━━━━━ Passage to read ━━━━━

Superior Court of Justice – Ontario
Court File No.: CV-24-714781
Date: June 11, 2025
Between:
Accurate General Contracting Ltd.
Plaintiff
and
485 Logan Developments Inc., Westmount Guarantee Services Inc. and Romspen Investment Corporation
Defendants
Before: Associate Justice C. Wiebe
Counsel:
Michael Mandarino for 485 Logan Developments Inc.
Lauren Tzogas for Accurate General Contracting Ltd.
Heard: June 3, 2025
Reasons for Decision
Introduction
[1] The defendant, 485 Logan Developments Inc. (“Logan”), brings this motion on notice seeking an order under old Construction Act, R.S.O. 1990, c. C.30 (“CA”) section 47 declaring the claim for lien registered by Accurate General Contracting Ltd. (“Accurate”) in the amount of $272,689.75 on the subject improvement on December 15, 2023, expired due to a failure by Accurate to preserve and perfect the lien in time.
[2] Logan obtained a court order on January 19, 2024 vacating the Accurate claim for lien using a lien bond issued by Westmount Guarantee Services Inc. (“Westmount”) in the amount of $340,861.25. Logan also seeks an order dismissing the Accurate action to enforce the lien, requiring a return of the posted security to Logan and payment of damages of $29,120.06 for the costs of the lien bond and legal expenses. The plaintiff, Accurate General Contracting Ltd. (“Accurate”), opposes the motion.
a) Evidence
[3] Logan filed three affidavits sworn by its president, David Martino. Accurate filed two affidavits sworn by a director and officer, Javad Darzi Ramandi. There was a preliminary issue as to the admissibility of Accurate’s supplementary responding motion record which contained the second Ramandi affidavit. It was served on March 20, 2025, namely after the service of the Logan reply motion record and well after the deadline for the responding motion record in my motion scheduling order of December 23, 2024.
[4] I decided nevertheless to admit the Accurate supplementary responding motion record given the gravity of this motion and the lack of any prejudice to Logan (as it served a supplementary reply motion record in response and cross-examinations had not taken place). However, I made it clear that this schedule breach would be dealt with in my costs order.
b) Governing Law
[5] Concerning section 47 motions like this, I reiterate what I stated in my decision in 2708320 Ontario Ltd. cob Viceroy Homes v. Jia Development Inc., 2023 ONSC 2301, para 27:
The process to be followed in a section 47 motion has now been clarified. The moving party must prove that there is no triable issue as to the basis on which the lien is sought to be discharged; see Maplequest (Vaughan) Developments Inc. v. 2603774 Ontario Inc., 2020 ONSC 4308, para 25. Both parties must “put their best foot forward” in the evidence to assist the court in making this determination, and the court is entitled to make this assumption; see GTA Restoration Group Inc. v. Baillie, 2020 ONSC 5190, para 56. The lien claimant has this onus because it is invariably in the best position to provide the evidence; see GTA, op. cit., para 55.
[6] Orally at the outset I dismissed the part of the motion concerning perfection. This was not seriously opposed by Logan. The reason was that, based on my previous directions in this reference, I counted at least ten other lien actions on this improvement that were commenced before the Accurate lien was purported to be preserved. Therefore, by virtue of the rules of sheltering in CA, section 36(4)1(i), the Accurate lien was perfected when it was preserved. The issue, therefore, boiled down to whether the Accurate lien was preserved in time.

━━━━━ Data section ━━━━━

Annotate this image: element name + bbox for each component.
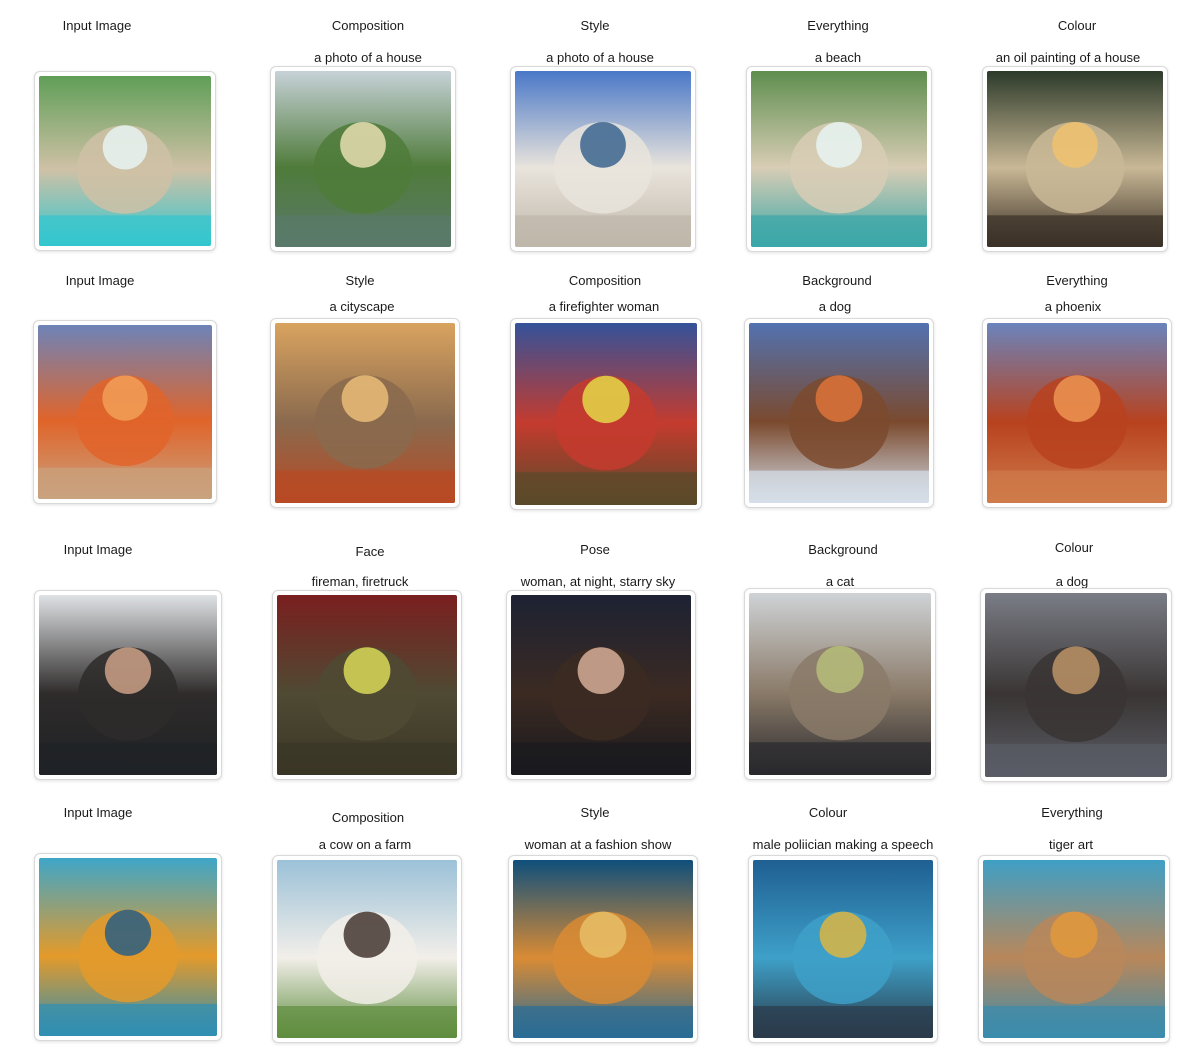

━━━━━

Written task 1: Translate this sentence from the reasons for decision into French: "Logan filed three affidavits sworn by its president, David Martino."
Written task 2:
Answer these questions using the reasons for decision:
(a) On what date was the Accurate claim for lien registered on the subject improvement?
(b) Which company issued the lien bond used to vacate that claim?
(c) On what date was Accurate's supplementary responding motion record served?

Result 1: Logan a déposé trois affidavits souscrits par son président, David Martino.

Result 2:
(a) December 15, 2023
(b) Westmount Guarantee Services Inc.
(c) March 20, 2025